[EXTRAIT FOURNI]

Évacuations sanitaires à l’étranger : C’était une question de vice sans remords

Malades imaginaires et faux en écriture avaient longtemps fait saigner les caisses publiques.

«Tour de vis». Voilà, en trois mots, le regard que porte un médecin exerçant dans un hôpital public de Yaoundé. Il n’est pas le seul. «Le dispositif est quasi à l’arrêt», résume un fonctionnaire du ministère de la Santé publique (Minsanté). Vouloir bien comprendre de quoi il s’agit renvoie à Manaouada Malachie. Ce dernier indique qu’en février de cette année, 1 168 dossiers d’évacuations sanitaires ont été déposés dans ses services. Seuls 10 ont abouti favorablement. «C’est dire qu’aujourd’hui ou à l’avenir, au Minsanté, la diminution du nombre des évacuations sanitaires est ou sera portée par une gestion plus stricte des demandes parce que le niveau des soins actuellement demandé par la population est proche de celui des grandes destinations médicales, du moins en ce qui concerne les techniques de pointe, mais aussi les services hautement spécialisés», renseigne le Minsanté.

[/EXTRAIT FOURNI]
[LIGNES FOURNIES]

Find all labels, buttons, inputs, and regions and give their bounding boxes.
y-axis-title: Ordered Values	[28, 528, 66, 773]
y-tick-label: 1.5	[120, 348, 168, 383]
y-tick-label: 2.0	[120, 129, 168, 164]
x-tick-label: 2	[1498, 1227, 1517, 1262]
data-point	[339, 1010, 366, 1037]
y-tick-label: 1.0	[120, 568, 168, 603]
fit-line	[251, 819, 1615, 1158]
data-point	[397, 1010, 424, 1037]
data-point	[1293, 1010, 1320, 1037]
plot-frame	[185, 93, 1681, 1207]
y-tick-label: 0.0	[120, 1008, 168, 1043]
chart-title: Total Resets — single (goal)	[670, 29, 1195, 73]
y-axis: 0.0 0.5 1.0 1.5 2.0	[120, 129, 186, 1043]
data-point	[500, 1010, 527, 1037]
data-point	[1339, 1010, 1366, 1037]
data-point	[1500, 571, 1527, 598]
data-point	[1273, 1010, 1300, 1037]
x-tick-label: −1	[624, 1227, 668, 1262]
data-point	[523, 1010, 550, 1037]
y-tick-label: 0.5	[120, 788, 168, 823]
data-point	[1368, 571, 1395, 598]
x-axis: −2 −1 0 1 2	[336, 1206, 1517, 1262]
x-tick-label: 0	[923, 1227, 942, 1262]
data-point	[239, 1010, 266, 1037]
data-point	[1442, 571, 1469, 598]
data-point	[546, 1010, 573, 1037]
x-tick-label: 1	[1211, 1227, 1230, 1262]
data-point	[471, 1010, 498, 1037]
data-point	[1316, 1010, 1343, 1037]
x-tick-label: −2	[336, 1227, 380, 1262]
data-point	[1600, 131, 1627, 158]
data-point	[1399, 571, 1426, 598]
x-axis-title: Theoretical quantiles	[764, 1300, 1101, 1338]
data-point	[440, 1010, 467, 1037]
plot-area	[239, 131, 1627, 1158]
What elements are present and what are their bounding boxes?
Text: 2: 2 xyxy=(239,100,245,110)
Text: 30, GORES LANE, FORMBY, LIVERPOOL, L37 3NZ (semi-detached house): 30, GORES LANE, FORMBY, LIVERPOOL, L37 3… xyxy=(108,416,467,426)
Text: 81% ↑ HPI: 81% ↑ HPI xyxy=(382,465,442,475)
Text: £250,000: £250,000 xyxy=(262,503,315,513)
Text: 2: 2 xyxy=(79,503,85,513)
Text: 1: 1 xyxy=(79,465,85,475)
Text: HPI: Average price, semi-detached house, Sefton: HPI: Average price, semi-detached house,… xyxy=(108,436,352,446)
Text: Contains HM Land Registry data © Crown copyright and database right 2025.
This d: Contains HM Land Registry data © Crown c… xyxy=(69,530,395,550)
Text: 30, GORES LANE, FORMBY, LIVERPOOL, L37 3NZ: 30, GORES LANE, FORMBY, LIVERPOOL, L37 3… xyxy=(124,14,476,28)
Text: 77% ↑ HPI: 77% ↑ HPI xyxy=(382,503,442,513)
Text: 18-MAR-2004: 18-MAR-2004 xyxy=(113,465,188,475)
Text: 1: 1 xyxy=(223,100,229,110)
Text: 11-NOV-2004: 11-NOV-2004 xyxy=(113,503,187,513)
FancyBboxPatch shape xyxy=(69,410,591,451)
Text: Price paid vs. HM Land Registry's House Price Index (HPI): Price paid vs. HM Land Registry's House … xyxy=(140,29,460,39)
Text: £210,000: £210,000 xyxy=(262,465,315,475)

[/LIGNES FOURNIES]

*CONSIGNES DES EXERCICES:*
A – Répondez à ces questions sur l'extrait sur les évacuations sanitaires :
(i) D'après la phrase placée sous le titre, qu'est-ce qui a longtemps fait saigner les caisses publiques ?
(ii) Par quels trois mots le médecin d'un hôpital public de Yaoundé résume-t-il la situation ?
(iii) Sur les 1 168 dossiers déposés en février, combien ont abouti favorablement ?
B – Poursuivez, s'il vous plaît, l'extrait sur les évacuations sanitaires à partir de sa dernière phrase.

*CORRIGÉ DES EXERCICES:*
A –
(i) Les malades imaginaires et les faux en écriture.
(ii) «Tour de vis».
(iii) Seuls 10.

B –
Vrai-faux malades
Dans le système d’idées que développe Manaouda Malachie, se profile l’évacuation des malades vers des structures hospitalières hors du Cameroun. «Ce n’est plus comme avant et c’est peut-être ce que les raisonneurs trop simplistes oublient de dire aux gens», confie un fonctionnaire de la Direction de l’organisation des soins et de la technologie sanitaire (DOSTS) au Minsanté. Dans le fond, l’on comprend: plus que par le passé, il y a désormais un resserrement dans le tri des dossiers de patients sollicitant une prise en charge médicale à l’étranger. Selon plusieurs sources, ce raffinement des opérations de sélection des patients a pris corps quand nombre de réseaux de fraudes associant des agents du Minsanté, ceux du ministère des Finances (Minfi) et des médecins ont été démantelés. Ces réseaux, apprend-on, «fabriquaient, falsifiaient ou embellissaient des dossiers… et se partageaient le magot alors que l’individu présenté comme malade était très bien portant».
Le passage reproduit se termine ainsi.